Copy out every line exactly, passing over the pictures.

** Begin **

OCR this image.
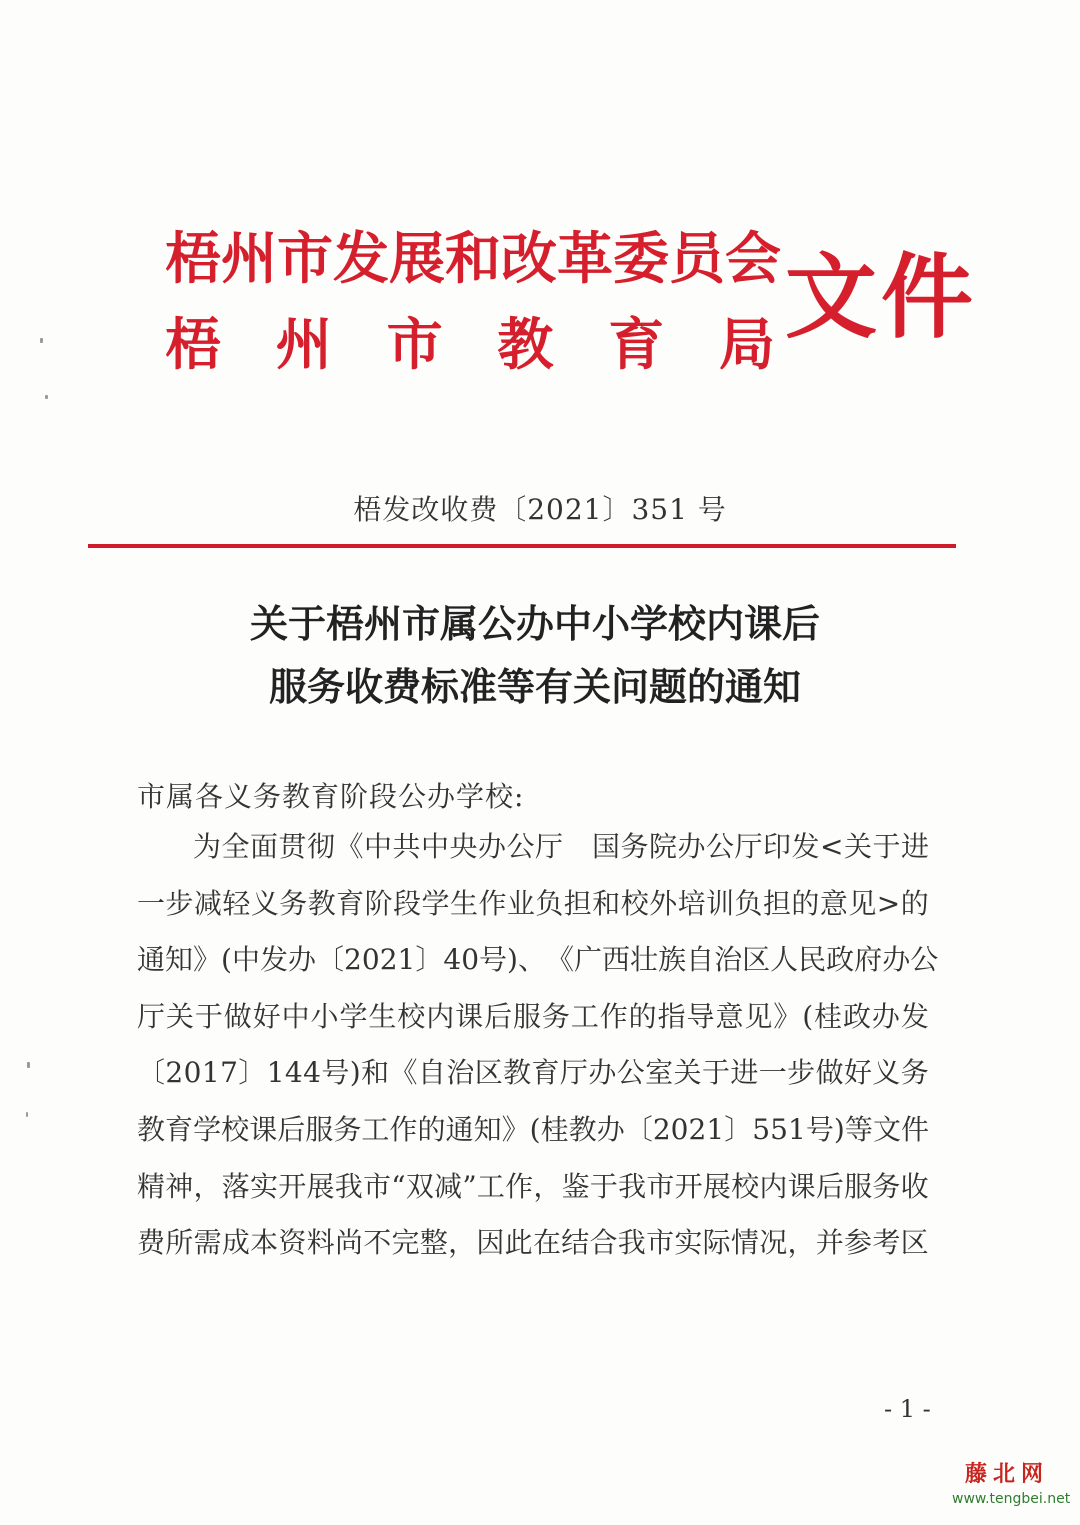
梧 州 市 发 展 和 改 革 委 员 会
梧 州 市 教 育 局 文件
梧发改收费〔2021〕351 号
关于梧州市属公办中小学校内课后
服务收费标准等有关问题的通知
市属各义务教育阶段公办学校:
为 全 面 贯 彻 《 中 共 中 央 办 公 厅
　 国 务 院 办 公 厅 印 发 < 关 于 进
一 步 减 轻 义 务 教 育 阶 段 学 生 作 业 负 担 和 校 外 培 训 负 担 的 意 见 > 的
通 知 》 ( 中 发 办 〔 2 0 2 1 〕 4 0 号 ) 、 《 广 西 壮 族 自 治 区 人 民 政 府 办 公
厅 关 于 做 好 中 小 学 生 校 内 课 后 服 务 工 作 的 指 导 意 见 》 ( 桂 政 办 发
〔 2 0 1 7 〕 1 4 4 号 ) 和 《 自 治 区 教 育 厅 办 公 室 关 于 进 一 步 做 好 义 务
教 育 学 校 课 后 服 务 工 作 的 通 知 》 ( 桂 教 办 〔 2 0 2 1 〕 5 5 1 号 ) 等 文 件
精 神 ， 落 实 开 展 我 市 “ 双 减 ” 工 作 ， 鉴 于 我 市 开 展 校 内 课 后 服 务 收
费 所 需 成 本 资 料 尚 不 完 整 ， 因 此 在 结 合 我 市 实 际 情 况 ， 并 参 考 区
- 1 -
藤北网
www.tengbei.net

** End **

● **In response**
OCR this image.
梧 州 市 发 展 和 改 革 委 员 会
梧 州 市 教 育 局 文件
梧发改收费〔2021〕351 号
关于梧州市属公办中小学校内课后
服务收费标准等有关问题的通知
市属各义务教育阶段公办学校:
为 全 面 贯 彻 《 中 共 中 央 办 公 厅
　 国 务 院 办 公 厅 印 发 < 关 于 进
一 步 减 轻 义 务 教 育 阶 段 学 生 作 业 负 担 和 校 外 培 训 负 担 的 意 见 > 的
通 知 》 ( 中 发 办 〔 2 0 2 1 〕 4 0 号 ) 、 《 广 西 壮 族 自 治 区 人 民 政 府 办 公
厅 关 于 做 好 中 小 学 生 校 内 课 后 服 务 工 作 的 指 导 意 见 》 ( 桂 政 办 发
〔 2 0 1 7 〕 1 4 4 号 ) 和 《 自 治 区 教 育 厅 办 公 室 关 于 进 一 步 做 好 义 务
教 育 学 校 课 后 服 务 工 作 的 通 知 》 ( 桂 教 办 〔 2 0 2 1 〕 5 5 1 号 ) 等 文 件
精 神 ， 落 实 开 展 我 市 “ 双 减 ” 工 作 ， 鉴 于 我 市 开 展 校 内 课 后 服 务 收
费 所 需 成 本 资 料 尚 不 完 整 ， 因 此 在 结 合 我 市 实 际 情 况 ， 并 参 考 区
- 1 -
藤北网
www.tengbei.net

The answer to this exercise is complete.